DIRECTIONS FOR THIS TASK |
Write out every entry, unchanged. Skip any picture.

━━━━━━━━━━━━━━━━━━━━━━━━━━━━━━

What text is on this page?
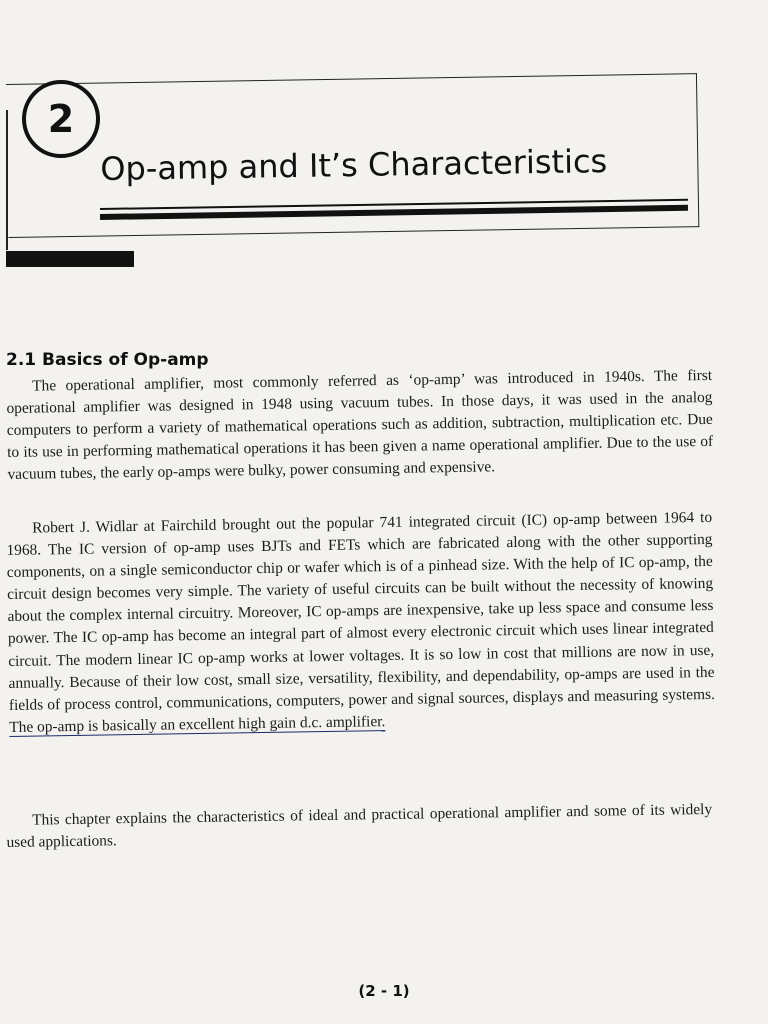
2
Op-amp and It’s Characteristics
2.1 Basics of Op-amp

The operational amplifier, most commonly referred as ‘op-amp’ was introduced in 1940s. The first operational amplifier was designed in 1948 using vacuum tubes. In those days, it was used in the analog computers to perform a variety of mathematical operations such as addition, subtraction, multiplication etc. Due to its use in performing mathematical operations it has been given a name operational amplifier. Due to the use of vacuum tubes, the early op-amps were bulky, power consuming and expensive.

Robert J. Widlar at Fairchild brought out the popular 741 integrated circuit (IC) op-amp between 1964 to 1968. The IC version of op-amp uses BJTs and FETs which are fabricated along with the other supporting components, on a single semiconductor chip or wafer which is of a pinhead size. With the help of IC op-amp, the circuit design becomes very simple. The variety of useful circuits can be built without the necessity of knowing about the complex internal circuitry. Moreover, IC op-amps are inexpensive, take up less space and consume less power. The IC op-amp has become an integral part of almost every electronic circuit which uses linear integrated circuit. The modern linear IC op-amp works at lower voltages. It is so low in cost that millions are now in use, annually. Because of their low cost, small size, versatility, flexibility, and dependability, op-amps are used in the fields of process control, communications, computers, power and signal sources, displays and measuring systems. The op-amp is basically an excellent high gain d.c. amplifier.

This chapter explains the characteristics of ideal and practical operational amplifier and some of its widely used applications.

(2 - 1)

━━━━━━━━━━━━━━━━━━━━━━━━━━━━━━

TASK OUTPUT |
What text is on this page?
2
Op-amp and It’s Characteristics
2.1 Basics of Op-amp

The operational amplifier, most commonly referred as ‘op-amp’ was introduced in 1940s. The first operational amplifier was designed in 1948 using vacuum tubes. In those days, it was used in the analog computers to perform a variety of mathematical operations such as addition, subtraction, multiplication etc. Due to its use in performing mathematical operations it has been given a name operational amplifier. Due to the use of vacuum tubes, the early op-amps were bulky, power consuming and expensive.

Robert J. Widlar at Fairchild brought out the popular 741 integrated circuit (IC) op-amp between 1964 to 1968. The IC version of op-amp uses BJTs and FETs which are fabricated along with the other supporting components, on a single semiconductor chip or wafer which is of a pinhead size. With the help of IC op-amp, the circuit design becomes very simple. The variety of useful circuits can be built without the necessity of knowing about the complex internal circuitry. Moreover, IC op-amps are inexpensive, take up less space and consume less power. The IC op-amp has become an integral part of almost every electronic circuit which uses linear integrated circuit. The modern linear IC op-amp works at lower voltages. It is so low in cost that millions are now in use, annually. Because of their low cost, small size, versatility, flexibility, and dependability, op-amps are used in the fields of process control, communications, computers, power and signal sources, displays and measuring systems. The op-amp is basically an excellent high gain d.c. amplifier.

This chapter explains the characteristics of ideal and practical operational amplifier and some of its widely used applications.

(2 - 1)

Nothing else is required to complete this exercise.